To be done ▸
Set out each line from the following listing that includes the word "title".
▼
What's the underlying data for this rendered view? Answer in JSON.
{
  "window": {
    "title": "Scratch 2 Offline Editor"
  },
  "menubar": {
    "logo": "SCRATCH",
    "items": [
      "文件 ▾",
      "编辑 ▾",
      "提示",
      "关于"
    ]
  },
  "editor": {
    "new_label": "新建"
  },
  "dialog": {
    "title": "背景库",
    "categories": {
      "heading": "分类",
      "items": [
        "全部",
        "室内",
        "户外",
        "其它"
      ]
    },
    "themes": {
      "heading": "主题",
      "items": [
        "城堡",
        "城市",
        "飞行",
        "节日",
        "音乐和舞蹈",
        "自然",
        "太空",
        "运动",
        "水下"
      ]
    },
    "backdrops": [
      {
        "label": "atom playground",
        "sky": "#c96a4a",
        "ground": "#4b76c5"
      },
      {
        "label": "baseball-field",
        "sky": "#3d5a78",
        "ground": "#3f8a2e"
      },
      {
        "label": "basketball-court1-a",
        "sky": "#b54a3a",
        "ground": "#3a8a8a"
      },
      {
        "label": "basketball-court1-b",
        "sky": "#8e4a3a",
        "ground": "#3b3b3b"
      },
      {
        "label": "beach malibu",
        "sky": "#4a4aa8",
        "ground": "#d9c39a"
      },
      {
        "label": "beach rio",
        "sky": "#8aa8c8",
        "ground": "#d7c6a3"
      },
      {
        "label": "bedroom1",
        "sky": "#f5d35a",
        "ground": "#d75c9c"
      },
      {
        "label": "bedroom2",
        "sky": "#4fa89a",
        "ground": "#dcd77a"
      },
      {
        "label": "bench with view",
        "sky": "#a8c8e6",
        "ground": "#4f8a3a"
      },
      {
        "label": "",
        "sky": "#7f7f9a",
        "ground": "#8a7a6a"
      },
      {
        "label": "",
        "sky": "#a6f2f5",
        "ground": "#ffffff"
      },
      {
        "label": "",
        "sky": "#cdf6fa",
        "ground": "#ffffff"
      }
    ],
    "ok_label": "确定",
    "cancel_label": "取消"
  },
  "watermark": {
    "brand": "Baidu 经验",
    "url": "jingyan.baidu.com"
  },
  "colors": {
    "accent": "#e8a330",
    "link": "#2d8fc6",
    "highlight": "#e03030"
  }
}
▲
Output below ▸
    "title": "Scratch 2 Offline Editor"
    "title": "背景库",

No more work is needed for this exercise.